Stated task
Where a line holds the string "brake", return that line.

Task material
----------------------------------------
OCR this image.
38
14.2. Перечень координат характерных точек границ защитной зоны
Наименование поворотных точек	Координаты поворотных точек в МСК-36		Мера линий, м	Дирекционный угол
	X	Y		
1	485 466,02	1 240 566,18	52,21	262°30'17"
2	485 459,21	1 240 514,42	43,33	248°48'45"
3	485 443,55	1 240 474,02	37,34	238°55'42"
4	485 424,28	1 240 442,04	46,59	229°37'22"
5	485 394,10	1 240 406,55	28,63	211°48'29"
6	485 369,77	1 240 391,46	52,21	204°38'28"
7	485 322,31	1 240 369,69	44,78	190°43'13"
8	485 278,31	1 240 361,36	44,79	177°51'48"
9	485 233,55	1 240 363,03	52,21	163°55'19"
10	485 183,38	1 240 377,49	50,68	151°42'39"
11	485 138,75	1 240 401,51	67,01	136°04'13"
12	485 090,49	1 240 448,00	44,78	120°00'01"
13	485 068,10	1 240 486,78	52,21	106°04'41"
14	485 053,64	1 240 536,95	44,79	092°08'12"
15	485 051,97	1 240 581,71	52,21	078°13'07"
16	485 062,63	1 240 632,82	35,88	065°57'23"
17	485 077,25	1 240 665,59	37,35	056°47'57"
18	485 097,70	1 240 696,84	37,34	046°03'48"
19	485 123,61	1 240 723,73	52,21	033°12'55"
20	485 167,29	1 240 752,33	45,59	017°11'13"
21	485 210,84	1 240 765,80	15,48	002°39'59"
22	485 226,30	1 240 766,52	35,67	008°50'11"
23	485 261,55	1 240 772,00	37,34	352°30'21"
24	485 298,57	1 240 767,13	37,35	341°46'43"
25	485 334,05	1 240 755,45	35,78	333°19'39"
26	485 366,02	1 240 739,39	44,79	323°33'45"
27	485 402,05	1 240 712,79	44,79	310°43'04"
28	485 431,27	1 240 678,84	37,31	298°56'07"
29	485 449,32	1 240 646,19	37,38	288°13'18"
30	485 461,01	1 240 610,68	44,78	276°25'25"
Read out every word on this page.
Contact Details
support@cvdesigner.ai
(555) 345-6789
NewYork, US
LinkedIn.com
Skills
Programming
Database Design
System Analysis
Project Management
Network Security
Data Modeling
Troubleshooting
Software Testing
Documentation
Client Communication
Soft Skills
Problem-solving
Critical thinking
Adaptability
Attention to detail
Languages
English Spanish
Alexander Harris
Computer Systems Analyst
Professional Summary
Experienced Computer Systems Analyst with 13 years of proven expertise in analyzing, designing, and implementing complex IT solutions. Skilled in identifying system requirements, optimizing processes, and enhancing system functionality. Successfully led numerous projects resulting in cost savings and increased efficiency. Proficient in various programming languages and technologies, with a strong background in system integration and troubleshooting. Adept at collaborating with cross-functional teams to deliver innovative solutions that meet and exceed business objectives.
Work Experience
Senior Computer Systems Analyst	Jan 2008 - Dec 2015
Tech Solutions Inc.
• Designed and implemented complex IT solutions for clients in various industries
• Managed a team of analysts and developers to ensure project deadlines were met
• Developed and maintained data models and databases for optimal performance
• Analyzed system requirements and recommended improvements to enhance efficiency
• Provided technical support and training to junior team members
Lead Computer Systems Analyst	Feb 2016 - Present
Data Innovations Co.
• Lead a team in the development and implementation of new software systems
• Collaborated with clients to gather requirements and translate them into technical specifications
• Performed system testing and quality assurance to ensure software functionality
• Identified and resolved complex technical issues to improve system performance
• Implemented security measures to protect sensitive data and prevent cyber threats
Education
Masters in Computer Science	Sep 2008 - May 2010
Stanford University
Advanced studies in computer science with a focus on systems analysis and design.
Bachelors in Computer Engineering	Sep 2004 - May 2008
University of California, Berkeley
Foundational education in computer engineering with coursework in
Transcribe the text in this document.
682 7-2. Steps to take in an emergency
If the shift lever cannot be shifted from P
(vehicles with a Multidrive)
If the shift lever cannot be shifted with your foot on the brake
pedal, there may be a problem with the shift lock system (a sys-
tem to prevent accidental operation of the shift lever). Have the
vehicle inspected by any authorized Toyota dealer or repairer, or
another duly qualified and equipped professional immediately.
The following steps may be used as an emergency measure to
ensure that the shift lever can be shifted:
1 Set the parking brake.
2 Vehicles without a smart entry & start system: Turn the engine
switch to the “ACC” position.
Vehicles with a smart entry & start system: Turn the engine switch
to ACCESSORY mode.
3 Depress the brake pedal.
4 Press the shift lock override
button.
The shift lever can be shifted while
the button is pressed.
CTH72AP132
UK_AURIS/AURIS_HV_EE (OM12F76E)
----------------------------------------
Output for this task
If the shift lever cannot be shifted with your foot on the brake
1 Set the parking brake.
3 Depress the brake pedal.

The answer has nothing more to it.